Excerpt to read:
I'm trying to embed newlisp into the Unreal engine through a dynamic library.

I register functions like this in my C++ code: newlispCallback("<functionNameInNewLisp>", (long)<functionName>, NULL);

I'm having no troubles with calling my C functions from newlisp with primitives and null-terminated strings. I however am having problems with collections other than newlisp strings, those being lists and arrays.



I'm also wondering if there's a proper way to call a variadic function? I tried it, but it gave me a huge arguments lists with my two values being somewhere in the middle. My C/C++ skills are a bit rusty, so the latter problem may be due to that.



So I was mostly wondering what the lists and arrays translate to in C.





Thanks!



EDIT: figured out the varargs. Most of the problem solved. :)
void print(long arg...) {
va_list ap;
va_start(ap, arg);
for (int i = arg; i >= 0; i = va_arg(ap, int))
printf("HAHA: %d ", i);
va_end(ap);
putchar('n');
}


EDIT v2: Getting this literal: -858993460 at the end of my varargs. Why is that exactly I wonder?

What is required:
Rewrite the post about embedding newLISP in Unreal, starting at the words "EDIT: figured out" and ending after "i = va_arg(ap, int))", with "ap" replaced by "args" throughout.

Information given:
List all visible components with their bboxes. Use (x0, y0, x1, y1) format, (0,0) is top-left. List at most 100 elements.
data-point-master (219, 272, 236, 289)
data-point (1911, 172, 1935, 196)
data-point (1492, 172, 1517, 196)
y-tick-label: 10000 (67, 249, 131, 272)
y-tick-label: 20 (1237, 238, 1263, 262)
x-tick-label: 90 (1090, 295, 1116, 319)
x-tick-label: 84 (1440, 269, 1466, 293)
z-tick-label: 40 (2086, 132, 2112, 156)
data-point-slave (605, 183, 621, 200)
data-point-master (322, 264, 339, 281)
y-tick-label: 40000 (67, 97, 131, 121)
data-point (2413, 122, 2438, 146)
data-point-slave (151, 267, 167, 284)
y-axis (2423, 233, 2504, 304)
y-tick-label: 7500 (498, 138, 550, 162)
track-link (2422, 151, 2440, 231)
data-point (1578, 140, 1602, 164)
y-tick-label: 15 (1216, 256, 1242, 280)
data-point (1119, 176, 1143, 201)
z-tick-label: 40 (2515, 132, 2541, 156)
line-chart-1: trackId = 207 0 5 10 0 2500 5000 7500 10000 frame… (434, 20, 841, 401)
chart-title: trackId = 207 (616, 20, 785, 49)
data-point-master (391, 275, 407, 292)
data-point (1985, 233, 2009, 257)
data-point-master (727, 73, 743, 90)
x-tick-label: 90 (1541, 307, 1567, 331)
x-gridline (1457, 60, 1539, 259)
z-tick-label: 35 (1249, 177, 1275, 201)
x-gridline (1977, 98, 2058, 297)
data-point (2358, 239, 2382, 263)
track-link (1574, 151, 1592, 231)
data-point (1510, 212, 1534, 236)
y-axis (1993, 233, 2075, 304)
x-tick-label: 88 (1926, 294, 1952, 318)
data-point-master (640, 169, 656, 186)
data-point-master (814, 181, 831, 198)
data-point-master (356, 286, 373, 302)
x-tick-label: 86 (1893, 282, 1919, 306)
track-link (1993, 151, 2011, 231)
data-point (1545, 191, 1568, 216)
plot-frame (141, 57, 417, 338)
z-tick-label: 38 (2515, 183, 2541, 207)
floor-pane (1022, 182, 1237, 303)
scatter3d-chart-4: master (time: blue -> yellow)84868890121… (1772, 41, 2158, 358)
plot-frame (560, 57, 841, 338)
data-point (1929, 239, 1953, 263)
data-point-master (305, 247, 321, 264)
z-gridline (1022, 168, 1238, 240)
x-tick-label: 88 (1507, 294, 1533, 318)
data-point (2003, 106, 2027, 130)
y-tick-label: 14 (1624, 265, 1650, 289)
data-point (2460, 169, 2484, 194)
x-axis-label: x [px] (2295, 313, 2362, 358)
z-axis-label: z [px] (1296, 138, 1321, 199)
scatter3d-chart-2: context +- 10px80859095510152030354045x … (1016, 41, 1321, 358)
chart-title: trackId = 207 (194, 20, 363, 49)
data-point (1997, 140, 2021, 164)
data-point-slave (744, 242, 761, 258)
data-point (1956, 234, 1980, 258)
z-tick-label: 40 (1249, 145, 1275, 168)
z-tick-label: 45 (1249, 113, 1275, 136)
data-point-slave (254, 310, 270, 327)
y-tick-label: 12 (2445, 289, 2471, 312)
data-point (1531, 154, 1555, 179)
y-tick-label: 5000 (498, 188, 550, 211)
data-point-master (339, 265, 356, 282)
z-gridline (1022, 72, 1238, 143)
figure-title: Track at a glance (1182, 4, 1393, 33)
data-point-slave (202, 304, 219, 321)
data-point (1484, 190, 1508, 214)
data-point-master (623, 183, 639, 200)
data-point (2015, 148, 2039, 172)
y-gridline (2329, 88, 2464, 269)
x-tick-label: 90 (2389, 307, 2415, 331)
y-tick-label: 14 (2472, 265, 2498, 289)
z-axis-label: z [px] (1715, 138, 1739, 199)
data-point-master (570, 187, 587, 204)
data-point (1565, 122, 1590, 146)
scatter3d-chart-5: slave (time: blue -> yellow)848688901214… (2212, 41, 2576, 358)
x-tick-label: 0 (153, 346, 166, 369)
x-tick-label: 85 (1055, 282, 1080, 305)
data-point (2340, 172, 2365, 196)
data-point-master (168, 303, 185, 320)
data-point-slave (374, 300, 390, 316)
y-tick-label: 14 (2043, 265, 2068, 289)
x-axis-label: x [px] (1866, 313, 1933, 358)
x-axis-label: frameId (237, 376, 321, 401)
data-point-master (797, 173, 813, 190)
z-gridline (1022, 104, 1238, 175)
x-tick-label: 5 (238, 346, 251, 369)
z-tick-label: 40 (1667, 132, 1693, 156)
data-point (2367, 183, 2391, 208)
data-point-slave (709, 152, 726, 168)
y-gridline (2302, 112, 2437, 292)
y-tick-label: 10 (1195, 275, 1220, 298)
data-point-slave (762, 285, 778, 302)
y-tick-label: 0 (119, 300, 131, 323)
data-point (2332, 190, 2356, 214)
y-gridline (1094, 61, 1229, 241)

Task response:
EDIT: figured out the varargs. Most of the problem solved. :)
void print(long arg...) {
va_list args;
va_start(args, arg);
for (int i = arg; i >= 0; i = va_arg(args, int))